#### [What is expected]
Return only the count of lines in which the word "structured" appears.

#### [Data records]
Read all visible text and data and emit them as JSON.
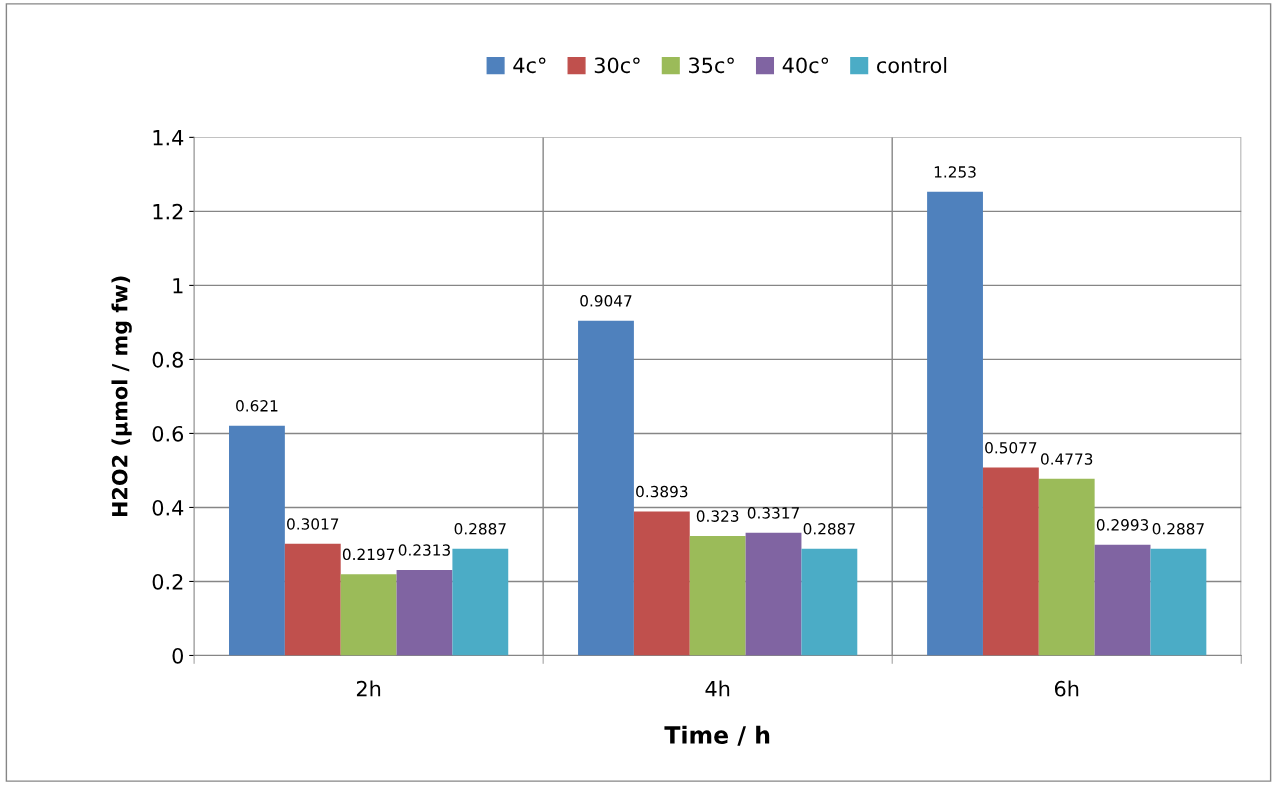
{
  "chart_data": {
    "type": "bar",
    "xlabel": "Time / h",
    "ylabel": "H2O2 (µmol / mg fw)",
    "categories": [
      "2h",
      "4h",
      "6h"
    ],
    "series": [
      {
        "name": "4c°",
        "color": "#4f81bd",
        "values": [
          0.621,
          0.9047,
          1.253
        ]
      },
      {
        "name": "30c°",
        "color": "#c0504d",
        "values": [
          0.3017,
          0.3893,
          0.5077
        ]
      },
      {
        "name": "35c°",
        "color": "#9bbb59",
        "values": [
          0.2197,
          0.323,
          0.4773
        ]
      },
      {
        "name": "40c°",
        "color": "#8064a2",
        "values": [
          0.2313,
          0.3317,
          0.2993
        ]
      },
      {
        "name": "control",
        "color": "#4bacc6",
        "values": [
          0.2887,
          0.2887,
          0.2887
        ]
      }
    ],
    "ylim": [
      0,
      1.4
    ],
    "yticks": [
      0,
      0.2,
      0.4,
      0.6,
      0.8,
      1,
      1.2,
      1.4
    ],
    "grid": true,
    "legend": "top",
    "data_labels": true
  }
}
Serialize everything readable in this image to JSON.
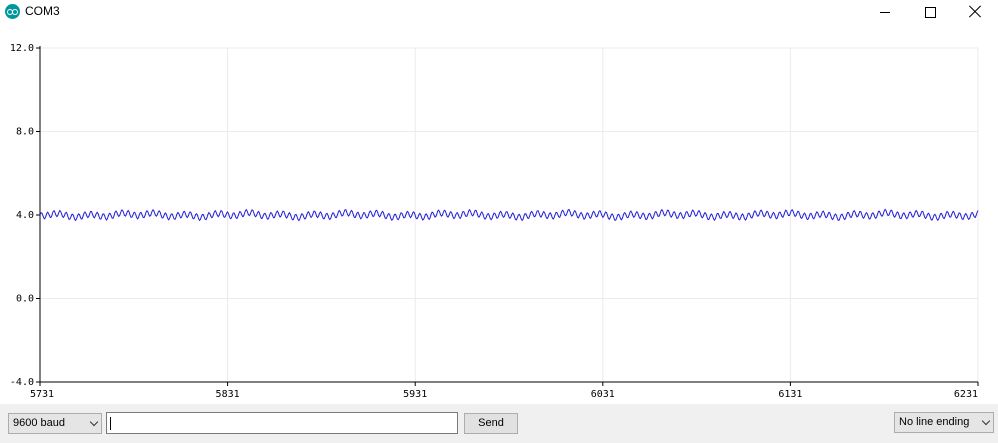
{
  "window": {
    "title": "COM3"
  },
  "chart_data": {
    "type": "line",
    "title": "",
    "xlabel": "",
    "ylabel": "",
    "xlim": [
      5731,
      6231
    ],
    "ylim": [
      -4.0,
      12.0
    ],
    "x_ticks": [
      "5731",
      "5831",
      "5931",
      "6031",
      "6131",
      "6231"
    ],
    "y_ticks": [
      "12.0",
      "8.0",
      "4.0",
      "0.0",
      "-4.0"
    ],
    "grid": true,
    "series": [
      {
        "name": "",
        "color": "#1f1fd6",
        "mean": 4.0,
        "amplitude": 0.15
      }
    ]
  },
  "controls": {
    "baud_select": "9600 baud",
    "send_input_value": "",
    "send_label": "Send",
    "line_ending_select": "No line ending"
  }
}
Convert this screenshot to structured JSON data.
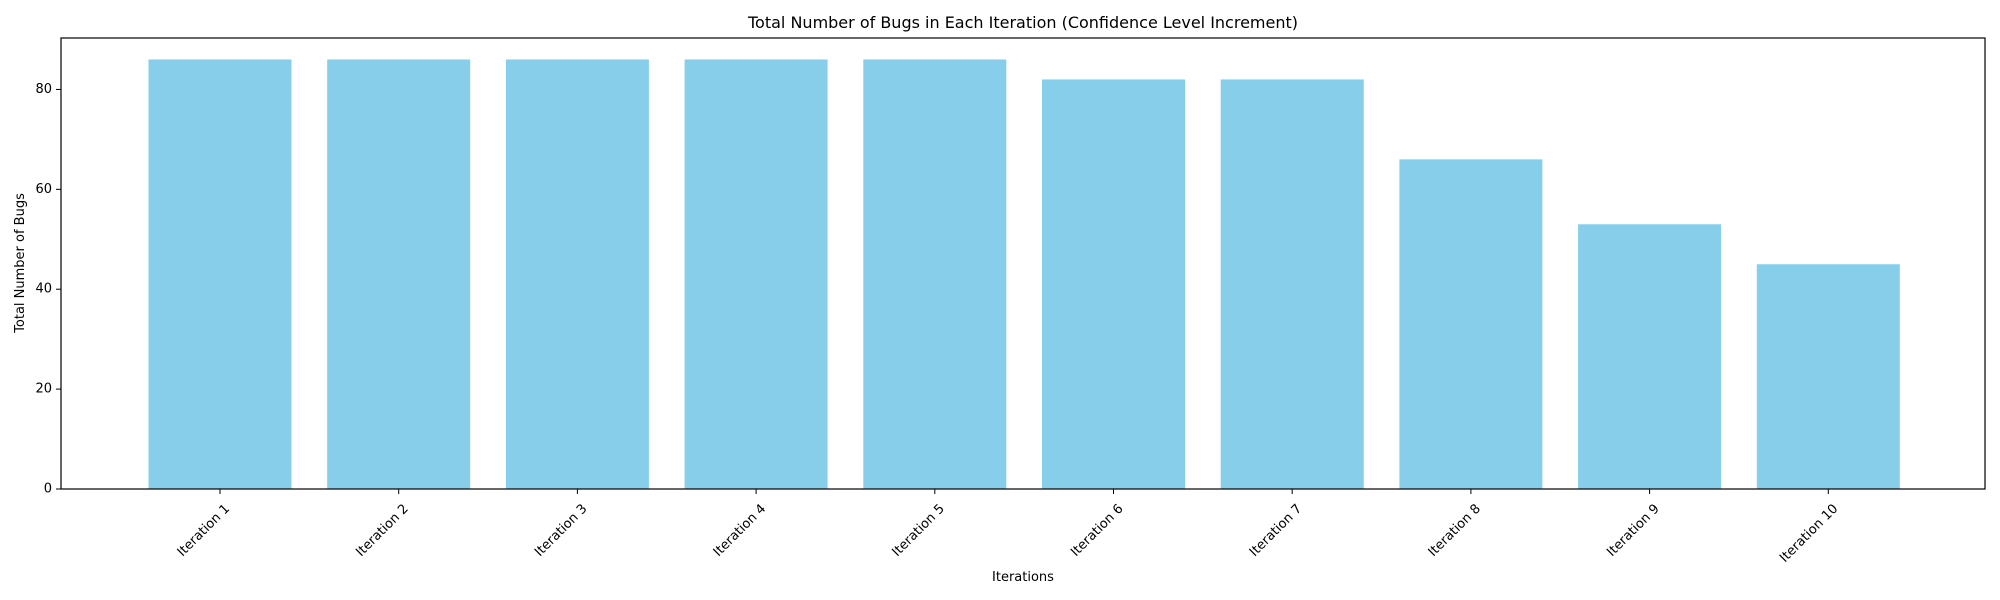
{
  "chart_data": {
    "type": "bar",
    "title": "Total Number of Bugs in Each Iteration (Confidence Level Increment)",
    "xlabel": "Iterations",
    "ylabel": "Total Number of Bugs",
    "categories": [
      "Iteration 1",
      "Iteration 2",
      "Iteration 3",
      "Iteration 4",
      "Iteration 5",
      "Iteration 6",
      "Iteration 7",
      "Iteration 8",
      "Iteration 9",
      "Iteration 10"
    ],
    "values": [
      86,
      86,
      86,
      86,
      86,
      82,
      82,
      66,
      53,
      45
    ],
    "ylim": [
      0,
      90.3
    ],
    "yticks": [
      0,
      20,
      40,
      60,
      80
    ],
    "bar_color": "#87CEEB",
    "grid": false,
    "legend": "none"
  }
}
==
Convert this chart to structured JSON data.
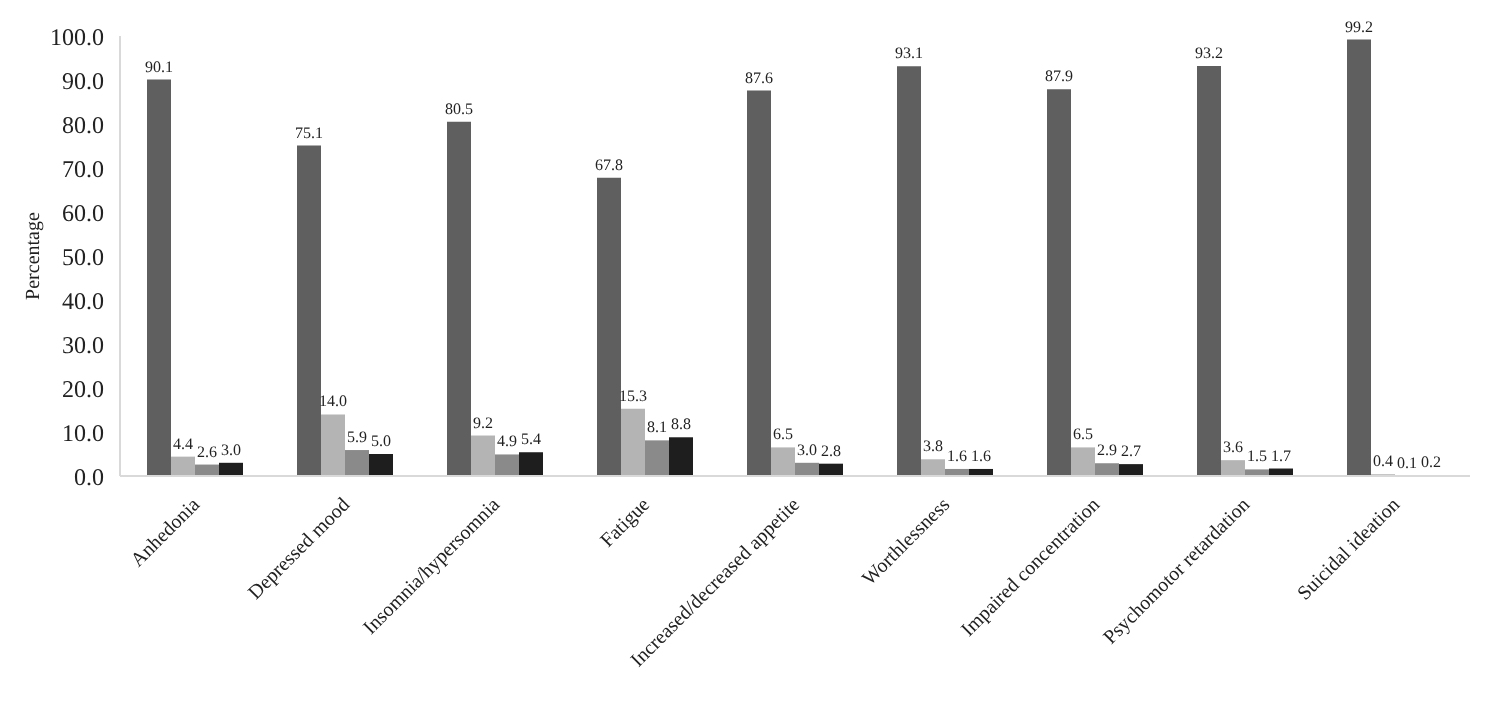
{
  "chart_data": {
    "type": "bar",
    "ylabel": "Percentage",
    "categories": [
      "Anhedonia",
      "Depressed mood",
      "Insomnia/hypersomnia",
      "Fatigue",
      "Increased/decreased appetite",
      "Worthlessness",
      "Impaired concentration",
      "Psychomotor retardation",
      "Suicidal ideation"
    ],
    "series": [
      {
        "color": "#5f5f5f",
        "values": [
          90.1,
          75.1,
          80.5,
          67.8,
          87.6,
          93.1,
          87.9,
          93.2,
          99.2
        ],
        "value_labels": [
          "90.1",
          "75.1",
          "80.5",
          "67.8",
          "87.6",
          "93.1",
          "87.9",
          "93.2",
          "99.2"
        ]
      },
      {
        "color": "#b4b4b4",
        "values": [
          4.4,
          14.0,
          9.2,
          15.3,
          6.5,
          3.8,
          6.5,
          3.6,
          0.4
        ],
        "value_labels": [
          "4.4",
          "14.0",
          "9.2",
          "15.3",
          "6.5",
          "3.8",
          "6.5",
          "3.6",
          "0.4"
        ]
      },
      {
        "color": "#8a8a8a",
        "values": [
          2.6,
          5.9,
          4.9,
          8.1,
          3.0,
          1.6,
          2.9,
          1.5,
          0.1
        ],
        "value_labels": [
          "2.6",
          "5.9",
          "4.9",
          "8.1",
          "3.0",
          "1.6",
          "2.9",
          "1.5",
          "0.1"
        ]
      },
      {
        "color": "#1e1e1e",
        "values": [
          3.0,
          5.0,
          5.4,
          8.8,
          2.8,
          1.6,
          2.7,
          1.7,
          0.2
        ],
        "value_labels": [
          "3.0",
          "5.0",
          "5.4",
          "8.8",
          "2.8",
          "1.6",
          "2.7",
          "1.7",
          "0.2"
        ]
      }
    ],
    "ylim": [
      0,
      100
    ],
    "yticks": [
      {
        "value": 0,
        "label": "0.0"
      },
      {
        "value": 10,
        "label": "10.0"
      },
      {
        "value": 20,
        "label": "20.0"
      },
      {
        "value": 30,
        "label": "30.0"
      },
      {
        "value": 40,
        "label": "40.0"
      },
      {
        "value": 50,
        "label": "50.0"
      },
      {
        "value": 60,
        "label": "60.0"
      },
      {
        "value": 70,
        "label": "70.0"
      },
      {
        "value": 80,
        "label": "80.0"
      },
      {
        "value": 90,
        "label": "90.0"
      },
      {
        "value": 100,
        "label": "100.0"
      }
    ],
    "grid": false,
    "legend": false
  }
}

#### [Reply]
2